SET EXERCISE
Find all lines in the listing that include the word "xlabel", then copy them.

LISTING
= = =

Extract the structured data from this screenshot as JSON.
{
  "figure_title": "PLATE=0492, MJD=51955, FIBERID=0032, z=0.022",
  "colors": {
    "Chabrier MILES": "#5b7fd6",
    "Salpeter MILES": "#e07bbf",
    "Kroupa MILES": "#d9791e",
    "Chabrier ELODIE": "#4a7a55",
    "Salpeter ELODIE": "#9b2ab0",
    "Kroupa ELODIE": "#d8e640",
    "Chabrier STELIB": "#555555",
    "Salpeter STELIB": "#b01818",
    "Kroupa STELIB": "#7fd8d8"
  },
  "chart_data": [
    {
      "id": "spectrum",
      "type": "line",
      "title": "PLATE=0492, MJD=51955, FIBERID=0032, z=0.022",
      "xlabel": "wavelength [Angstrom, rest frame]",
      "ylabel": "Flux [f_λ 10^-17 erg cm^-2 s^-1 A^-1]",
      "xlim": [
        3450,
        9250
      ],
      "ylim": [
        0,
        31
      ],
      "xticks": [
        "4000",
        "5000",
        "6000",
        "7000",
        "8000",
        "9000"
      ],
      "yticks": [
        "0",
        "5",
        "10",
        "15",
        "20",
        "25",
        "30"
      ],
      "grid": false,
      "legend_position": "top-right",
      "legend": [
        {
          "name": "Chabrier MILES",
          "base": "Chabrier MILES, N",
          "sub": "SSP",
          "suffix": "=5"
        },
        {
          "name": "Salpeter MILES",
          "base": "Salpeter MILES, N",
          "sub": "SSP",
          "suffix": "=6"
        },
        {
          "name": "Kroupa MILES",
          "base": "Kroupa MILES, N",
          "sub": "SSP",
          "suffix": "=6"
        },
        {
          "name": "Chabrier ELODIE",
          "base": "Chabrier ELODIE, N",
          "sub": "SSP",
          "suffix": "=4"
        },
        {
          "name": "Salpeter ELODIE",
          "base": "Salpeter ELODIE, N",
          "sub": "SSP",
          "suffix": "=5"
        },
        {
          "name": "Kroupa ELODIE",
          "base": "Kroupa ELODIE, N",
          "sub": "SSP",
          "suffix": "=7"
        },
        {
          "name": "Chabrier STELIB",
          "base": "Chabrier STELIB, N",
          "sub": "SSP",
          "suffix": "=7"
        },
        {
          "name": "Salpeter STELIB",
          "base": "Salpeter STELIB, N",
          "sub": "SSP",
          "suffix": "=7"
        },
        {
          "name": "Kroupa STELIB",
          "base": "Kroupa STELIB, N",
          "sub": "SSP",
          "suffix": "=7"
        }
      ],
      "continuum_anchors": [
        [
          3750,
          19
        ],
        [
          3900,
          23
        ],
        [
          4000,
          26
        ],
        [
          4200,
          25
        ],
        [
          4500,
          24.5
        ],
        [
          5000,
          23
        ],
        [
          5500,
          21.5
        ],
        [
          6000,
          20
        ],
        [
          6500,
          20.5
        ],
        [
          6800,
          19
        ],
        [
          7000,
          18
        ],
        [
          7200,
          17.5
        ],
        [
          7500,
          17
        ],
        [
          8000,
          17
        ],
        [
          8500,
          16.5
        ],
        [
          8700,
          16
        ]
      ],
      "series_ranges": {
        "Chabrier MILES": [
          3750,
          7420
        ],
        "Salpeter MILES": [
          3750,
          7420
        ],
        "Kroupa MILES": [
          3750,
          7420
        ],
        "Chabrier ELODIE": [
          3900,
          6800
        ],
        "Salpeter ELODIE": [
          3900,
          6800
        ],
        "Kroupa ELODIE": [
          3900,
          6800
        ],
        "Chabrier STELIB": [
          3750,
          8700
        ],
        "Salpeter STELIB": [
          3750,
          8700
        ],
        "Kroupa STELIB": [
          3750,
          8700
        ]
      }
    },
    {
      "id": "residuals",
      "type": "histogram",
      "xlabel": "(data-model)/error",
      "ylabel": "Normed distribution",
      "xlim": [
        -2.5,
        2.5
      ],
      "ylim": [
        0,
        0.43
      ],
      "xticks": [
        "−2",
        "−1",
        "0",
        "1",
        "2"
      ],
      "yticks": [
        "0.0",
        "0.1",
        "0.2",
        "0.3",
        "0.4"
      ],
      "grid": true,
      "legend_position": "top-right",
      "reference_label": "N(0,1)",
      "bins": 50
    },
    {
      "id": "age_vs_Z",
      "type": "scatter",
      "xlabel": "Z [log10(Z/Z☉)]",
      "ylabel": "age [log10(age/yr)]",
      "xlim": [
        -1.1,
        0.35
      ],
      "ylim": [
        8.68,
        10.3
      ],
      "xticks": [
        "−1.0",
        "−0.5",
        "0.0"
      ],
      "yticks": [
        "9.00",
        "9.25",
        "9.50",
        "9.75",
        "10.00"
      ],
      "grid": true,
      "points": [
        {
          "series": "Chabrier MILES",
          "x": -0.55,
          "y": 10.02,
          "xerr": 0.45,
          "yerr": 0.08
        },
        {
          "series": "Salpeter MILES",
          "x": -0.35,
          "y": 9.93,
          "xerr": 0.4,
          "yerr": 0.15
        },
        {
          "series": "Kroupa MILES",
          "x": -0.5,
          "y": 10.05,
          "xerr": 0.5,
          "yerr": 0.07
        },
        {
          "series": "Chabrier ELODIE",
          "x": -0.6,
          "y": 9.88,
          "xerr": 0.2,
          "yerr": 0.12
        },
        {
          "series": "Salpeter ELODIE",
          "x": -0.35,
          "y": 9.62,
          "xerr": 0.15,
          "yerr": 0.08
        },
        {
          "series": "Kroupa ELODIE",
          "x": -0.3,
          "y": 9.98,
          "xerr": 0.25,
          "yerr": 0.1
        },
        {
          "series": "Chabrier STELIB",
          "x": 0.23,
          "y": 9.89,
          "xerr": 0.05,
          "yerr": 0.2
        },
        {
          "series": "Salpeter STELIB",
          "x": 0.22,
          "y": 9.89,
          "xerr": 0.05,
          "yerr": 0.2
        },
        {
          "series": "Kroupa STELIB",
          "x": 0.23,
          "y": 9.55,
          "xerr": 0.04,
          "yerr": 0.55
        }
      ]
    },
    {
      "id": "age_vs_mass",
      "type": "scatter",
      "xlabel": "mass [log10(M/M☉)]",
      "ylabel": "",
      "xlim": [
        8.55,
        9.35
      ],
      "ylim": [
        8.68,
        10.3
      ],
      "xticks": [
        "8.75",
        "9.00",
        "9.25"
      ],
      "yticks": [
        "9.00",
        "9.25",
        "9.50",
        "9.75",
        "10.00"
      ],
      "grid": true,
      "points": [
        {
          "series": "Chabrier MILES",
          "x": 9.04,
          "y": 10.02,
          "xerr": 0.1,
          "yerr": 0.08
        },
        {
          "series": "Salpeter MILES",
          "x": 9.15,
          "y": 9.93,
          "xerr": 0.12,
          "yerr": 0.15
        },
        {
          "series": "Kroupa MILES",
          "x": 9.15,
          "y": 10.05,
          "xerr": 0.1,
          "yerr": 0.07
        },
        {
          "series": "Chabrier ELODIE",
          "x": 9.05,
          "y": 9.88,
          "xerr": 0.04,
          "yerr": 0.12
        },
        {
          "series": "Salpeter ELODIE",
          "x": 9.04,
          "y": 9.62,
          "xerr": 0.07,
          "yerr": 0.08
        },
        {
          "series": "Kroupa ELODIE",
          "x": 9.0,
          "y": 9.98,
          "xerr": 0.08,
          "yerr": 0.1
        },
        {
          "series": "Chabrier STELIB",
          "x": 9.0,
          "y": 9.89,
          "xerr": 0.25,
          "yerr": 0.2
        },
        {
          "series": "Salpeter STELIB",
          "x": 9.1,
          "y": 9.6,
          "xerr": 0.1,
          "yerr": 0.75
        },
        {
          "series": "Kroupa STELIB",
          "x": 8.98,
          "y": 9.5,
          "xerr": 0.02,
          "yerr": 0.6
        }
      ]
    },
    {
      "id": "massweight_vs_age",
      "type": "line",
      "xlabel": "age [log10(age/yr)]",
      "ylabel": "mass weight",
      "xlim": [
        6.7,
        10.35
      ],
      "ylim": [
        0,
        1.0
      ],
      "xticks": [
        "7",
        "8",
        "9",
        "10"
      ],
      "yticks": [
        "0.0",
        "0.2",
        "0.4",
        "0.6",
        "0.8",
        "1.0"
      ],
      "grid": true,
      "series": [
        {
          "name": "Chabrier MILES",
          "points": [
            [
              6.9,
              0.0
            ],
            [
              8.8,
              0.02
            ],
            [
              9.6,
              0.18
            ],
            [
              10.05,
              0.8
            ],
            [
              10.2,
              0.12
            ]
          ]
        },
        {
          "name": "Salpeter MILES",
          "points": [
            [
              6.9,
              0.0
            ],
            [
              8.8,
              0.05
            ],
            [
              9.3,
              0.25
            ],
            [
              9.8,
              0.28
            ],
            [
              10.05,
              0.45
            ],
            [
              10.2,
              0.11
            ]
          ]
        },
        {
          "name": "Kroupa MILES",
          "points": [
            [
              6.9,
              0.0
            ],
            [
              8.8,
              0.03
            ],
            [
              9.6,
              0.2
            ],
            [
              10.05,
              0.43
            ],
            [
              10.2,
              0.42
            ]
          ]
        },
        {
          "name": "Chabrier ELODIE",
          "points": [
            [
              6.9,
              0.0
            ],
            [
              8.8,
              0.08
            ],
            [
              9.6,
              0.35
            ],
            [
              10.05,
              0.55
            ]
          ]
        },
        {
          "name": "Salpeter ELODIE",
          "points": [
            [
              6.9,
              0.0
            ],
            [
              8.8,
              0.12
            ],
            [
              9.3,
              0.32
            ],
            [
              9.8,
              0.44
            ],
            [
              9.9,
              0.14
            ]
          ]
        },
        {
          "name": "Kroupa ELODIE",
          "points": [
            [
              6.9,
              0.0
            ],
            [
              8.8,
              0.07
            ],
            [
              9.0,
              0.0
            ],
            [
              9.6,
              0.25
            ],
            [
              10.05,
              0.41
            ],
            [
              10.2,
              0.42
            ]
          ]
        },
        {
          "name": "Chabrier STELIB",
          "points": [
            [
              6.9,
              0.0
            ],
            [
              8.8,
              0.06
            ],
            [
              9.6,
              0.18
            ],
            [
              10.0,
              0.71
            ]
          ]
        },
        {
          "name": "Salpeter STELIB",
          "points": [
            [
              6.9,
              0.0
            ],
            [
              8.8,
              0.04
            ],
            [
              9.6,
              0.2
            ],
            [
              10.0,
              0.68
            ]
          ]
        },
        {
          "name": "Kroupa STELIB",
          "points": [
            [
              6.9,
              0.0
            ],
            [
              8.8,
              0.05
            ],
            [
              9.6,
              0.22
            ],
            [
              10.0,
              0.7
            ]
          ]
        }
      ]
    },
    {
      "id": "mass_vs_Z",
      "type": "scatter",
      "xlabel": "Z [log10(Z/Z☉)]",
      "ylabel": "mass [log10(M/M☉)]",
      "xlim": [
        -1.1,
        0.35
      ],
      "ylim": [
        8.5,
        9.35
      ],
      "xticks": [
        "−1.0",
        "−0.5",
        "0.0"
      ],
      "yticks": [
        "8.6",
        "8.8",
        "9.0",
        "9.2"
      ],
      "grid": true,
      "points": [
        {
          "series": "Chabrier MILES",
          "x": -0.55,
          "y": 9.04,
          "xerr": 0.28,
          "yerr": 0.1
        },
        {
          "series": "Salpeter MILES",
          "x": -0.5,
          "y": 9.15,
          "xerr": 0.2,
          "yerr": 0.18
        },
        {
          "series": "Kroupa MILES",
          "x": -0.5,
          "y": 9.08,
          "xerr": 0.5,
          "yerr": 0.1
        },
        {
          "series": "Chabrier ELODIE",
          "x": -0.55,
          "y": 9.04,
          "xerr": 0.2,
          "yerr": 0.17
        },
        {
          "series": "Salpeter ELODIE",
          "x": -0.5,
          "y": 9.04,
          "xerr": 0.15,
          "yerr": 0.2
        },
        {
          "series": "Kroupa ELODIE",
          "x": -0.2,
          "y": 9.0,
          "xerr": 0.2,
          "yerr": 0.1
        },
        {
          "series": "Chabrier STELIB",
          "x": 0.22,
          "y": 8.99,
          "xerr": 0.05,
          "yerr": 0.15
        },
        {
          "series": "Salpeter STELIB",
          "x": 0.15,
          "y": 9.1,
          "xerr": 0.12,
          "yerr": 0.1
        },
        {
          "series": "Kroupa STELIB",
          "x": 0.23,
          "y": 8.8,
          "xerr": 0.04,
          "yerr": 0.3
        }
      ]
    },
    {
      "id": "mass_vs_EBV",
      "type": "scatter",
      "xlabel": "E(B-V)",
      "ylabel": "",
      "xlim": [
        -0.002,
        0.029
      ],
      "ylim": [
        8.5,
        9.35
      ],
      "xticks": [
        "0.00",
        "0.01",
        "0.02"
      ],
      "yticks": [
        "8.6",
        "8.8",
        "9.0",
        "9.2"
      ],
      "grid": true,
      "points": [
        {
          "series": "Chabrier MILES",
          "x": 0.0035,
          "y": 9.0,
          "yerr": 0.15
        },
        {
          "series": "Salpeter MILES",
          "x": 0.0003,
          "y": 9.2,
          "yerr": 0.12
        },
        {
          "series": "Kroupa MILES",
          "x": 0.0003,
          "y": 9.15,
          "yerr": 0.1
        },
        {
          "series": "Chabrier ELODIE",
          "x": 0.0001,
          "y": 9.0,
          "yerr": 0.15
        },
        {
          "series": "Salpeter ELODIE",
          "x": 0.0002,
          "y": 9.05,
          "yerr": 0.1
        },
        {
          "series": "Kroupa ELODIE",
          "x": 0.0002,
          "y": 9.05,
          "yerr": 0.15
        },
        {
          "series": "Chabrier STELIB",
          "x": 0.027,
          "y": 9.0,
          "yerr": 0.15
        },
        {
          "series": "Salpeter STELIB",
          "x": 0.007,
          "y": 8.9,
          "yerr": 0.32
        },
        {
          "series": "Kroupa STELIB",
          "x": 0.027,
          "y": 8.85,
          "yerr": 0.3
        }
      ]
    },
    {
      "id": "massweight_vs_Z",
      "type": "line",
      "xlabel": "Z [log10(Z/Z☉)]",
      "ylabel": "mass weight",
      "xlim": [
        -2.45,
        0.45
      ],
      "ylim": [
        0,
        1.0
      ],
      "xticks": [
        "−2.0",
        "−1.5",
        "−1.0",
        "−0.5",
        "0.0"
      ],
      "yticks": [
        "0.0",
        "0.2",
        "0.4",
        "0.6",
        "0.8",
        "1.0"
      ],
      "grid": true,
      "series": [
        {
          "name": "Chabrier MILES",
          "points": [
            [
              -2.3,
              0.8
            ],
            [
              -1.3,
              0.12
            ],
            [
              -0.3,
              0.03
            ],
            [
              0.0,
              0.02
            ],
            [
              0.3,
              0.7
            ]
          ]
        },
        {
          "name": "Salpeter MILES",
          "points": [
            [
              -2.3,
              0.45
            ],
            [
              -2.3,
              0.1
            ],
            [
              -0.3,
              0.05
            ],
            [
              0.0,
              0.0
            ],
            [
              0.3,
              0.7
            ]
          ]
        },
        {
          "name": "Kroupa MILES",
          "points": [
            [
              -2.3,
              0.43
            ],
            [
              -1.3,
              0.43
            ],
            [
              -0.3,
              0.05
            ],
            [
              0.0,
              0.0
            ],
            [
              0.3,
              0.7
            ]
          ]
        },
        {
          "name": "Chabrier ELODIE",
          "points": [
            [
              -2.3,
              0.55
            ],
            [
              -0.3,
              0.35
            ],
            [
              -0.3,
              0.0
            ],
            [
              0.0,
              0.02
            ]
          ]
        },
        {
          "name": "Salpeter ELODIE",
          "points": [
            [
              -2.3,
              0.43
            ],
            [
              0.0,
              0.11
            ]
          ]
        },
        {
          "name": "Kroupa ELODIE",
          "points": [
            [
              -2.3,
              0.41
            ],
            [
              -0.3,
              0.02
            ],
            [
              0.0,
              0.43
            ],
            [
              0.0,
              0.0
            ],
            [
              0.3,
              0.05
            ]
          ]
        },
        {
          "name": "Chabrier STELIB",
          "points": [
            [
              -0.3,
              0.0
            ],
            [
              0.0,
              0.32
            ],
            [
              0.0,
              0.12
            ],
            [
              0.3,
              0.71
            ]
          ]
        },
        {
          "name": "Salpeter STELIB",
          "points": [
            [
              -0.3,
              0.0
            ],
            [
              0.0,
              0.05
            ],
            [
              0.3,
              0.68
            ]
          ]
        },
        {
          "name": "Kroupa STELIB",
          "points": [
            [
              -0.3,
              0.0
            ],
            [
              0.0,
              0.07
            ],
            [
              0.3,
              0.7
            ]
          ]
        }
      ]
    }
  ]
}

= = =

EXERCISE SOLUTION
      "xlabel": "wavelength [Angstrom, rest frame]",
      "xlabel": "(data-model)/error",
      "xlabel": "Z [log10(Z/Z☉)]",
      "xlabel": "mass [log10(M/M☉)]",
      "xlabel": "age [log10(age/yr)]",
      "xlabel": "Z [log10(Z/Z☉)]",
      "xlabel": "E(B-V)",
      "xlabel": "Z [log10(Z/Z☉)]",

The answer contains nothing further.